Copy these data lines word for word.

** BEGIN **

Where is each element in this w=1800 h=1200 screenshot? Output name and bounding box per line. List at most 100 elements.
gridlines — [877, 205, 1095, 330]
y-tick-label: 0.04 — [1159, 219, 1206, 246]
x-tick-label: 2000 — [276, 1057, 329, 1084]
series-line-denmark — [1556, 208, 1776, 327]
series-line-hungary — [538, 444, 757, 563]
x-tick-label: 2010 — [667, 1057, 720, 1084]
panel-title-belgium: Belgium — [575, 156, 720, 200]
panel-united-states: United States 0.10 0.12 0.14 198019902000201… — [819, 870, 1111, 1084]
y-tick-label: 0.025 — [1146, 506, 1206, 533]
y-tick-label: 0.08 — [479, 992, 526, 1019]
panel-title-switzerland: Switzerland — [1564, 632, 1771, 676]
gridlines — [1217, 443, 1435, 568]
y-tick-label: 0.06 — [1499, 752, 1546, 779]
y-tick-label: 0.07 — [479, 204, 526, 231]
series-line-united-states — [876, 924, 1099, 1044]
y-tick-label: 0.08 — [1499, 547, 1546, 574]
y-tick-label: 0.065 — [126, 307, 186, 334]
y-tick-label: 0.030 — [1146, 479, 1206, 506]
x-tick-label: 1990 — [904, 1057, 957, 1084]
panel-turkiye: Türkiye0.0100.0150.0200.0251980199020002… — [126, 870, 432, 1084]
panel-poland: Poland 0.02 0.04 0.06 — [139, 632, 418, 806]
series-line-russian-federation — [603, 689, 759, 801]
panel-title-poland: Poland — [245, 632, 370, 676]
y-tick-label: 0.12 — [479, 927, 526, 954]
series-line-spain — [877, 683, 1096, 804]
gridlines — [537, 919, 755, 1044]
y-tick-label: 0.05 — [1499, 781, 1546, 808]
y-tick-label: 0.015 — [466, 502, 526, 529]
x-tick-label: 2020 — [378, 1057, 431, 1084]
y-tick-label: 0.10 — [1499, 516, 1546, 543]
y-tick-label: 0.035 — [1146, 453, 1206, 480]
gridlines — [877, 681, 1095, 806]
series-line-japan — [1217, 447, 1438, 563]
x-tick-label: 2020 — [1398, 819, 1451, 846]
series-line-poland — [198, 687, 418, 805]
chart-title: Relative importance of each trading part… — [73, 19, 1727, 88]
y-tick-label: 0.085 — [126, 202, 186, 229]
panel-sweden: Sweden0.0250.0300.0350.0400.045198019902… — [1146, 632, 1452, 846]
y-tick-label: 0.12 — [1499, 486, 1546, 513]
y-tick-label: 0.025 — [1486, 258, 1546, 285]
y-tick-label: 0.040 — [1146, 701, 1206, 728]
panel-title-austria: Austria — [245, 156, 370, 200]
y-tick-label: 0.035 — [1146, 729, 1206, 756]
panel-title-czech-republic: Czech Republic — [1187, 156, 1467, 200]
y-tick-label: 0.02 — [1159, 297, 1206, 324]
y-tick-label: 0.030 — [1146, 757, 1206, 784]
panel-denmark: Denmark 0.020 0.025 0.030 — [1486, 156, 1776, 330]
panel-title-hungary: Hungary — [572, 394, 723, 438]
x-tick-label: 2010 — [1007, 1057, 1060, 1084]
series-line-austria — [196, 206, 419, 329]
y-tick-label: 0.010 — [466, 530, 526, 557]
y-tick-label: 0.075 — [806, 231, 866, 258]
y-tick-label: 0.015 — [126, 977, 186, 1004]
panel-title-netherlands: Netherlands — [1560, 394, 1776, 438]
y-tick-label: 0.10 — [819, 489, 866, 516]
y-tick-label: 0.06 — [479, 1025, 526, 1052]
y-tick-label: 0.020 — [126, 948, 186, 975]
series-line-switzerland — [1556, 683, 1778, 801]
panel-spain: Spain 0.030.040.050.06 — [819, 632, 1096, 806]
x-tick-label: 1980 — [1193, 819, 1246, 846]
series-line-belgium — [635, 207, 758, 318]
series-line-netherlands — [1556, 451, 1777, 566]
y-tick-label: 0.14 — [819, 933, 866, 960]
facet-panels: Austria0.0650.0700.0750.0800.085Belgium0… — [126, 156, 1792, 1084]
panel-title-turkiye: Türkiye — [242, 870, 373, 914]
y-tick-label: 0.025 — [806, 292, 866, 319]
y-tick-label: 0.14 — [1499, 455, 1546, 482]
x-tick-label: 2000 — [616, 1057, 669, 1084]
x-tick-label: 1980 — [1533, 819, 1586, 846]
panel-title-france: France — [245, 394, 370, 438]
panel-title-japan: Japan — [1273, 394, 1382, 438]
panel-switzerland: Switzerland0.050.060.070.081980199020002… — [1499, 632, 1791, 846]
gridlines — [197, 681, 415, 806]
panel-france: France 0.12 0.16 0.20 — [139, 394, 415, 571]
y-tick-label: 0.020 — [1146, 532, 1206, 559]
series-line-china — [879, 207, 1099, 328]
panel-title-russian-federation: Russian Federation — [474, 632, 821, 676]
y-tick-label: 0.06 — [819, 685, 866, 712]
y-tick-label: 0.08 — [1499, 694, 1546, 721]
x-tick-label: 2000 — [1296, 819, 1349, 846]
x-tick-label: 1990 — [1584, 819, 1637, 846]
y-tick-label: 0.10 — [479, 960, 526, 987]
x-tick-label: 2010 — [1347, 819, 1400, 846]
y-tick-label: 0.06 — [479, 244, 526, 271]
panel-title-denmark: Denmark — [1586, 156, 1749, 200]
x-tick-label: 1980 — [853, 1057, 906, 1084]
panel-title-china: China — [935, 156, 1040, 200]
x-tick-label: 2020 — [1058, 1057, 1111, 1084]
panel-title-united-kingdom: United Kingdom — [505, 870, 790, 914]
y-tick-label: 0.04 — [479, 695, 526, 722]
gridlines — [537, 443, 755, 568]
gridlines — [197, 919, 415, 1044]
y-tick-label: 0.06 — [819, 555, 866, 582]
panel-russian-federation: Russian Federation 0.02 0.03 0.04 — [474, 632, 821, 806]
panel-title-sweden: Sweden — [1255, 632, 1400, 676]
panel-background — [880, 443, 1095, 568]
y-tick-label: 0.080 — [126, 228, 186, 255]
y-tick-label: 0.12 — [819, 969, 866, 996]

** END **

**Exercise output:**
Where is each element in this w=1800 h=1200 screenshot? Output name and bounding box per line. List at most 100 elements.
gridlines — [877, 205, 1095, 330]
y-tick-label: 0.04 — [1159, 219, 1206, 246]
x-tick-label: 2000 — [276, 1057, 329, 1084]
series-line-denmark — [1556, 208, 1776, 327]
series-line-hungary — [538, 444, 757, 563]
x-tick-label: 2010 — [667, 1057, 720, 1084]
panel-title-belgium: Belgium — [575, 156, 720, 200]
panel-united-states: United States 0.10 0.12 0.14 198019902000201… — [819, 870, 1111, 1084]
y-tick-label: 0.025 — [1146, 506, 1206, 533]
y-tick-label: 0.08 — [479, 992, 526, 1019]
panel-title-switzerland: Switzerland — [1564, 632, 1771, 676]
gridlines — [1217, 443, 1435, 568]
y-tick-label: 0.06 — [1499, 752, 1546, 779]
y-tick-label: 0.07 — [479, 204, 526, 231]
series-line-united-states — [876, 924, 1099, 1044]
y-tick-label: 0.08 — [1499, 547, 1546, 574]
y-tick-label: 0.065 — [126, 307, 186, 334]
y-tick-label: 0.030 — [1146, 479, 1206, 506]
x-tick-label: 1990 — [904, 1057, 957, 1084]
panel-turkiye: Türkiye0.0100.0150.0200.0251980199020002… — [126, 870, 432, 1084]
panel-poland: Poland 0.02 0.04 0.06 — [139, 632, 418, 806]
series-line-russian-federation — [603, 689, 759, 801]
panel-title-poland: Poland — [245, 632, 370, 676]
y-tick-label: 0.12 — [479, 927, 526, 954]
series-line-spain — [877, 683, 1096, 804]
gridlines — [537, 919, 755, 1044]
y-tick-label: 0.05 — [1499, 781, 1546, 808]
y-tick-label: 0.015 — [466, 502, 526, 529]
x-tick-label: 2020 — [378, 1057, 431, 1084]
y-tick-label: 0.10 — [1499, 516, 1546, 543]
y-tick-label: 0.035 — [1146, 453, 1206, 480]
gridlines — [877, 681, 1095, 806]
series-line-japan — [1217, 447, 1438, 563]
x-tick-label: 2020 — [1398, 819, 1451, 846]
series-line-poland — [198, 687, 418, 805]
chart-title: Relative importance of each trading part… — [73, 19, 1727, 88]
y-tick-label: 0.085 — [126, 202, 186, 229]
panel-sweden: Sweden0.0250.0300.0350.0400.045198019902… — [1146, 632, 1452, 846]
y-tick-label: 0.12 — [1499, 486, 1546, 513]
y-tick-label: 0.025 — [1486, 258, 1546, 285]
y-tick-label: 0.040 — [1146, 701, 1206, 728]
panel-title-austria: Austria — [245, 156, 370, 200]
y-tick-label: 0.035 — [1146, 729, 1206, 756]
panel-title-czech-republic: Czech Republic — [1187, 156, 1467, 200]
y-tick-label: 0.02 — [1159, 297, 1206, 324]
y-tick-label: 0.030 — [1146, 757, 1206, 784]
panel-denmark: Denmark 0.020 0.025 0.030 — [1486, 156, 1776, 330]
panel-title-hungary: Hungary — [572, 394, 723, 438]
x-tick-label: 2010 — [1007, 1057, 1060, 1084]
series-line-austria — [196, 206, 419, 329]
y-tick-label: 0.010 — [466, 530, 526, 557]
y-tick-label: 0.075 — [806, 231, 866, 258]
y-tick-label: 0.015 — [126, 977, 186, 1004]
panel-title-netherlands: Netherlands — [1560, 394, 1776, 438]
y-tick-label: 0.10 — [819, 489, 866, 516]
y-tick-label: 0.06 — [479, 1025, 526, 1052]
y-tick-label: 0.020 — [126, 948, 186, 975]
series-line-switzerland — [1556, 683, 1778, 801]
panel-spain: Spain 0.030.040.050.06 — [819, 632, 1096, 806]
x-tick-label: 1980 — [1193, 819, 1246, 846]
series-line-belgium — [635, 207, 758, 318]
series-line-netherlands — [1556, 451, 1777, 566]
y-tick-label: 0.14 — [819, 933, 866, 960]
facet-panels: Austria0.0650.0700.0750.0800.085Belgium0… — [126, 156, 1792, 1084]
panel-title-turkiye: Türkiye — [242, 870, 373, 914]
y-tick-label: 0.025 — [806, 292, 866, 319]
y-tick-label: 0.14 — [1499, 455, 1546, 482]
x-tick-label: 2000 — [616, 1057, 669, 1084]
x-tick-label: 1980 — [1533, 819, 1586, 846]
panel-title-france: France — [245, 394, 370, 438]
panel-title-japan: Japan — [1273, 394, 1382, 438]
panel-switzerland: Switzerland0.050.060.070.081980199020002… — [1499, 632, 1791, 846]
gridlines — [197, 681, 415, 806]
panel-france: France 0.12 0.16 0.20 — [139, 394, 415, 571]
y-tick-label: 0.020 — [1146, 532, 1206, 559]
series-line-china — [879, 207, 1099, 328]
panel-title-russian-federation: Russian Federation — [474, 632, 821, 676]
y-tick-label: 0.06 — [819, 685, 866, 712]
y-tick-label: 0.08 — [1499, 694, 1546, 721]
x-tick-label: 2000 — [1296, 819, 1349, 846]
x-tick-label: 1990 — [1584, 819, 1637, 846]
y-tick-label: 0.10 — [479, 960, 526, 987]
x-tick-label: 2010 — [1347, 819, 1400, 846]
y-tick-label: 0.06 — [479, 244, 526, 271]
panel-title-denmark: Denmark — [1586, 156, 1749, 200]
x-tick-label: 1980 — [853, 1057, 906, 1084]
panel-title-china: China — [935, 156, 1040, 200]
x-tick-label: 2020 — [1058, 1057, 1111, 1084]
panel-title-united-kingdom: United Kingdom — [505, 870, 790, 914]
y-tick-label: 0.04 — [479, 695, 526, 722]
gridlines — [537, 443, 755, 568]
gridlines — [197, 919, 415, 1044]
y-tick-label: 0.06 — [819, 555, 866, 582]
panel-russian-federation: Russian Federation 0.02 0.03 0.04 — [474, 632, 821, 806]
panel-title-sweden: Sweden — [1255, 632, 1400, 676]
panel-background — [880, 443, 1095, 568]
y-tick-label: 0.080 — [126, 228, 186, 255]
y-tick-label: 0.12 — [819, 969, 866, 996]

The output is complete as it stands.